What you are asked to do: Pick out each line below containing "Science".

[Dataset entries]
--*--

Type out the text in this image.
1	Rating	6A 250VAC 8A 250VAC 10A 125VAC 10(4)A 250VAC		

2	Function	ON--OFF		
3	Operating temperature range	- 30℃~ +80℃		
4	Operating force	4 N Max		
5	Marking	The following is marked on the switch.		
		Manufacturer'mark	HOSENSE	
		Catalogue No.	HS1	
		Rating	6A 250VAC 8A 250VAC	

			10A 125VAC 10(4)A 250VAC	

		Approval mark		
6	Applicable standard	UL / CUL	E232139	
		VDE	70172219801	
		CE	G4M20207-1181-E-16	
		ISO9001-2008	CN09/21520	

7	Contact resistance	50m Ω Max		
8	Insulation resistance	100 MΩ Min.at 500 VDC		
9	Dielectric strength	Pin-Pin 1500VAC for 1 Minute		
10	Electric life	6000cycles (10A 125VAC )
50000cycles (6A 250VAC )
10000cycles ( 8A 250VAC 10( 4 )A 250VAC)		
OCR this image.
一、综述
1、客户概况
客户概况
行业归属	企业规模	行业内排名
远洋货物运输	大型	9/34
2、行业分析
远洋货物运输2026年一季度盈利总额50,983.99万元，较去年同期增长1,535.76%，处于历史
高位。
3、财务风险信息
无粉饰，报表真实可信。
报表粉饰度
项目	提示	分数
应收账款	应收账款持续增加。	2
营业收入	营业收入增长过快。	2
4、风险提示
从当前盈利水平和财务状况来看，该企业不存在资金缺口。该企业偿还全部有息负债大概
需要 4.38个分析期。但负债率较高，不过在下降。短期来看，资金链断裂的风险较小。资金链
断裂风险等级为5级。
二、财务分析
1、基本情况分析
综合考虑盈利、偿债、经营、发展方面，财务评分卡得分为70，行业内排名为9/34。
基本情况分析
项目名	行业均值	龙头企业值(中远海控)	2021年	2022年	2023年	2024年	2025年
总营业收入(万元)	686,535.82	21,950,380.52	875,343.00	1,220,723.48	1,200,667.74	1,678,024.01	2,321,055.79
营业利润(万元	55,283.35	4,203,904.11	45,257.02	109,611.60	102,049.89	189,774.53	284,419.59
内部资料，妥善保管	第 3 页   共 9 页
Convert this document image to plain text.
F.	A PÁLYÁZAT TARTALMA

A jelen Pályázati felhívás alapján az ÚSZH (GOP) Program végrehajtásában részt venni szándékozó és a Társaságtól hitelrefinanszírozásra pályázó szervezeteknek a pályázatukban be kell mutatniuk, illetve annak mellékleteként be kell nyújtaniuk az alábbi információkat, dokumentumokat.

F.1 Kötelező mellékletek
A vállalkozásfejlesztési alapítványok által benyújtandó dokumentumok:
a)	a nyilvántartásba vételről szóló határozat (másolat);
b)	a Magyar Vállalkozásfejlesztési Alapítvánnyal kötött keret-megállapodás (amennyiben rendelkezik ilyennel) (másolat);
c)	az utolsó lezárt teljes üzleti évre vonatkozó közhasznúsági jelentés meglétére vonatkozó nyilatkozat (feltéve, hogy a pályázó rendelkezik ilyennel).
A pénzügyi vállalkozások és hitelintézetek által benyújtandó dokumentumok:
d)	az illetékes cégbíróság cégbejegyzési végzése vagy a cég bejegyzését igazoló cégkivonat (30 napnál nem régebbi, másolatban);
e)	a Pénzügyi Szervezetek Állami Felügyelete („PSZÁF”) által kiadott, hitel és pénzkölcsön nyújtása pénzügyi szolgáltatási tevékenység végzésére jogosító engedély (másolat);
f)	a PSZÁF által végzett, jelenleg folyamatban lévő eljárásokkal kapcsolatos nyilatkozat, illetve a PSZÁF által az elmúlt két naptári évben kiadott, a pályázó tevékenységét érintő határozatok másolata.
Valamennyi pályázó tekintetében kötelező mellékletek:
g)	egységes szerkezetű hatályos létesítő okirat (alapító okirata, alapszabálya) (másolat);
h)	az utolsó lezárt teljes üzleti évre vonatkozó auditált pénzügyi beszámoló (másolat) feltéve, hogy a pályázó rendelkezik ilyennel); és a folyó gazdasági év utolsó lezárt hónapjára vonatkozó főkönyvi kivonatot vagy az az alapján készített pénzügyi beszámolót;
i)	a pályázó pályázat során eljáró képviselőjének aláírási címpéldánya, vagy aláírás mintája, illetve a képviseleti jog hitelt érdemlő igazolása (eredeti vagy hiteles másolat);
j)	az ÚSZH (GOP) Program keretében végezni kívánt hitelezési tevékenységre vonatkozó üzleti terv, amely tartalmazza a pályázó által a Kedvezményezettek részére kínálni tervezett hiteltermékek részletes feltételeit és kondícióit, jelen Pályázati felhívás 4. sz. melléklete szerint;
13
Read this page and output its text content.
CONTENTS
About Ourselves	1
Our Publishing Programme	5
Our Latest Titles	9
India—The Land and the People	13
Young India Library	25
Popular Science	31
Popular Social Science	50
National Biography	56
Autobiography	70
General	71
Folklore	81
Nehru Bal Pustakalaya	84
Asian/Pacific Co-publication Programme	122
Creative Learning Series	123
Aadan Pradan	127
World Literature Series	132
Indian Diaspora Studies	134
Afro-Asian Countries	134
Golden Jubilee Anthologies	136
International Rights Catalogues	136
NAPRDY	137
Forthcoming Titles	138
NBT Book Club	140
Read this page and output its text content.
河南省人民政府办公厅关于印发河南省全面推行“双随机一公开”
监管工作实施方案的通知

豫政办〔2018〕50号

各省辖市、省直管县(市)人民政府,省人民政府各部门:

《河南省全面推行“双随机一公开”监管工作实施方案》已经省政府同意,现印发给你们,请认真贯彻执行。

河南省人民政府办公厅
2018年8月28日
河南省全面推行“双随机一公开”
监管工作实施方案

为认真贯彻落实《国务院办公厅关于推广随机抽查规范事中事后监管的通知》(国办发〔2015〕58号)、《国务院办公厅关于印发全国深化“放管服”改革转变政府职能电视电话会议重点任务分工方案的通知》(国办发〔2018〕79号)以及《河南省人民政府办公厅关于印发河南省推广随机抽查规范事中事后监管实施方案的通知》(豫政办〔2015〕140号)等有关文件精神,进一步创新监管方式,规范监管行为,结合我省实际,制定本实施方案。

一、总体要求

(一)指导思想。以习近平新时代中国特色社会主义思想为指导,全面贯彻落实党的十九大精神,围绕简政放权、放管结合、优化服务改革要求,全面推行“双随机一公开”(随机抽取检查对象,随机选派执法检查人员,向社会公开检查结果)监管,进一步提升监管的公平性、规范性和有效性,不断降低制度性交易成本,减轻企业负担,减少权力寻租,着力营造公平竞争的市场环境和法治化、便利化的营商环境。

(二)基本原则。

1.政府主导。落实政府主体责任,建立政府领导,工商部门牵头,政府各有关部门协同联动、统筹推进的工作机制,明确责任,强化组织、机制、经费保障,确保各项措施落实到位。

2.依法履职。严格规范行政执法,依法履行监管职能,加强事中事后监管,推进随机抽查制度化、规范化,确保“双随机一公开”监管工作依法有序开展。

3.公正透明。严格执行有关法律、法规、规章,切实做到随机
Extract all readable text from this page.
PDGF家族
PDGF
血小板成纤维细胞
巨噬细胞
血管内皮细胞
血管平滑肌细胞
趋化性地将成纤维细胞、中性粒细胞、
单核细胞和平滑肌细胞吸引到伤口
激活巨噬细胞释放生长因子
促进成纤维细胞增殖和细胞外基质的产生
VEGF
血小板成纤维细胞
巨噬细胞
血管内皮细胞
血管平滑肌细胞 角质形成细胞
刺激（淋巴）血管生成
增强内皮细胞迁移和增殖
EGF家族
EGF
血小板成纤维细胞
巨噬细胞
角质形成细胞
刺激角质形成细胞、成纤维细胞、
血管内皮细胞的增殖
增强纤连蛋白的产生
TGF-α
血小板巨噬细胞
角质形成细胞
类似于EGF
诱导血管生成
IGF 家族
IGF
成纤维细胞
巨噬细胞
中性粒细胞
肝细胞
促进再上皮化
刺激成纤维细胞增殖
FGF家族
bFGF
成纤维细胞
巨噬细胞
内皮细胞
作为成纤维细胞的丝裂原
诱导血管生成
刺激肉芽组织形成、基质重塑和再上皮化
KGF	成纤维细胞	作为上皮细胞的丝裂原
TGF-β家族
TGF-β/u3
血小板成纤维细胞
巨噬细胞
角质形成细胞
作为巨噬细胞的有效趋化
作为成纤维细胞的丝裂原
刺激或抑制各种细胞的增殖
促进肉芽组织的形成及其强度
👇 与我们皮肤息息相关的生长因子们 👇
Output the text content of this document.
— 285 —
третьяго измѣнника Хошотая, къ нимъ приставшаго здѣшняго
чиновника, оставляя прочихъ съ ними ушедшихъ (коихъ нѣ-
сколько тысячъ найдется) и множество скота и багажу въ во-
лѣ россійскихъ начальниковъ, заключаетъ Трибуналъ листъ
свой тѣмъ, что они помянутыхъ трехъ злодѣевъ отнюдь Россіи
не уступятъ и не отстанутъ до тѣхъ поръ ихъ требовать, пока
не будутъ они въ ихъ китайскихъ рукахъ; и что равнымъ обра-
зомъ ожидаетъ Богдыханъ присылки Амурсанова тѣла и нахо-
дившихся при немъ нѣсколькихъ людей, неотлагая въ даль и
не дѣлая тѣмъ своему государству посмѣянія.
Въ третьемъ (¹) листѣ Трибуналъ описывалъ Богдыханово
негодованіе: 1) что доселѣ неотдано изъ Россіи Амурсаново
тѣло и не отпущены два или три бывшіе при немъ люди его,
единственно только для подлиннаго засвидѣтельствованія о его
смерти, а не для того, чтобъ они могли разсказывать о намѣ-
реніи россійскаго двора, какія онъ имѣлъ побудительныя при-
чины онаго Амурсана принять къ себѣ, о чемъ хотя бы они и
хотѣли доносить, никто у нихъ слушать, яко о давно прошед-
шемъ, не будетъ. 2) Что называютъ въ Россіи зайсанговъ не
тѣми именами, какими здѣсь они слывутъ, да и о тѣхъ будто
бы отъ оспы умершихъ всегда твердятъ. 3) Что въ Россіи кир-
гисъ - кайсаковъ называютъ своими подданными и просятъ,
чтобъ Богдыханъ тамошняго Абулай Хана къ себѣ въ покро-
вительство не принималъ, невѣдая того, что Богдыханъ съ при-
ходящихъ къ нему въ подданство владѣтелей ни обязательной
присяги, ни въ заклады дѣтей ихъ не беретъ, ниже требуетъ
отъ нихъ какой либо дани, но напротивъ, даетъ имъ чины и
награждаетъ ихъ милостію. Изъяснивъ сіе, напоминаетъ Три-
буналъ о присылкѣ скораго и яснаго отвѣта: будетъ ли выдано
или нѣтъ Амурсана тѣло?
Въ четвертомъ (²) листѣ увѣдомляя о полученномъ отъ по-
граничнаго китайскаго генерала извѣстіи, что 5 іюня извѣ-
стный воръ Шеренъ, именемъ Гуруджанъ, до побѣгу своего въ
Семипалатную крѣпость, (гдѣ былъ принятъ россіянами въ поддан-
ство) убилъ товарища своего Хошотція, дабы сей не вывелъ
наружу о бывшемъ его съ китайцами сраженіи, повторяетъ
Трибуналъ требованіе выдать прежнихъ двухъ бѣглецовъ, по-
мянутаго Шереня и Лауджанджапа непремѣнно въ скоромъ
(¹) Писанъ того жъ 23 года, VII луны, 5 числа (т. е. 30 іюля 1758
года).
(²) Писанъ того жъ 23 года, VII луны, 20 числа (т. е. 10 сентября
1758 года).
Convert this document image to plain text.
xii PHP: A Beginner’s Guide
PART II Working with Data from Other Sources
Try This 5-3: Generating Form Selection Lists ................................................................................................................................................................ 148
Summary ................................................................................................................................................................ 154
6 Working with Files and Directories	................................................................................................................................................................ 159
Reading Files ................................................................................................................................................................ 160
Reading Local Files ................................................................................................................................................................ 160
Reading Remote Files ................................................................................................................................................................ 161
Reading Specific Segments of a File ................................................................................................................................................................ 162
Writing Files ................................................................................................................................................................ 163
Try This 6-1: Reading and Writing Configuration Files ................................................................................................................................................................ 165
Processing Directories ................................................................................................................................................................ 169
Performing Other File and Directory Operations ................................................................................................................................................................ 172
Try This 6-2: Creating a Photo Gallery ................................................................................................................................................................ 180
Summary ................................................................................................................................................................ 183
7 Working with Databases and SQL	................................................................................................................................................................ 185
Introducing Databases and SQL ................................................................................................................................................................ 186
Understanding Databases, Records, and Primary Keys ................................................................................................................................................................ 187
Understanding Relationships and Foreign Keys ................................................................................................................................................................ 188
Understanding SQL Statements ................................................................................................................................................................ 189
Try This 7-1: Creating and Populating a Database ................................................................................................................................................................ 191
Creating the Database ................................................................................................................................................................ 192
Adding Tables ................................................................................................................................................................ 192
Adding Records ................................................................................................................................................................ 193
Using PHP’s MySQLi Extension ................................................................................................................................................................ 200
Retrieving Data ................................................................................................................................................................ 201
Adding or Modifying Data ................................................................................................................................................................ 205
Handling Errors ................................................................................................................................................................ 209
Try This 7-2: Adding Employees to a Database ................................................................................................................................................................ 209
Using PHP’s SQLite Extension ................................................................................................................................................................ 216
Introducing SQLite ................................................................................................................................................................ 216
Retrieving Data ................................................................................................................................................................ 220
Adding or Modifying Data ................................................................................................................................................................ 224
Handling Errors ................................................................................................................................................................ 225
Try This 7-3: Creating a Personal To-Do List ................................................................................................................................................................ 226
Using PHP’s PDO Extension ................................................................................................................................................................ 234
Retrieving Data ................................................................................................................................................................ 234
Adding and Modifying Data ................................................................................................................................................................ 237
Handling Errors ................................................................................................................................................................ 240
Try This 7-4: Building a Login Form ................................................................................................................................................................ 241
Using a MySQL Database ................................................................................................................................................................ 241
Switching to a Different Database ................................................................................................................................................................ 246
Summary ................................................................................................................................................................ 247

--*--

Written solution:
Popular Science	31
Popular Social Science	50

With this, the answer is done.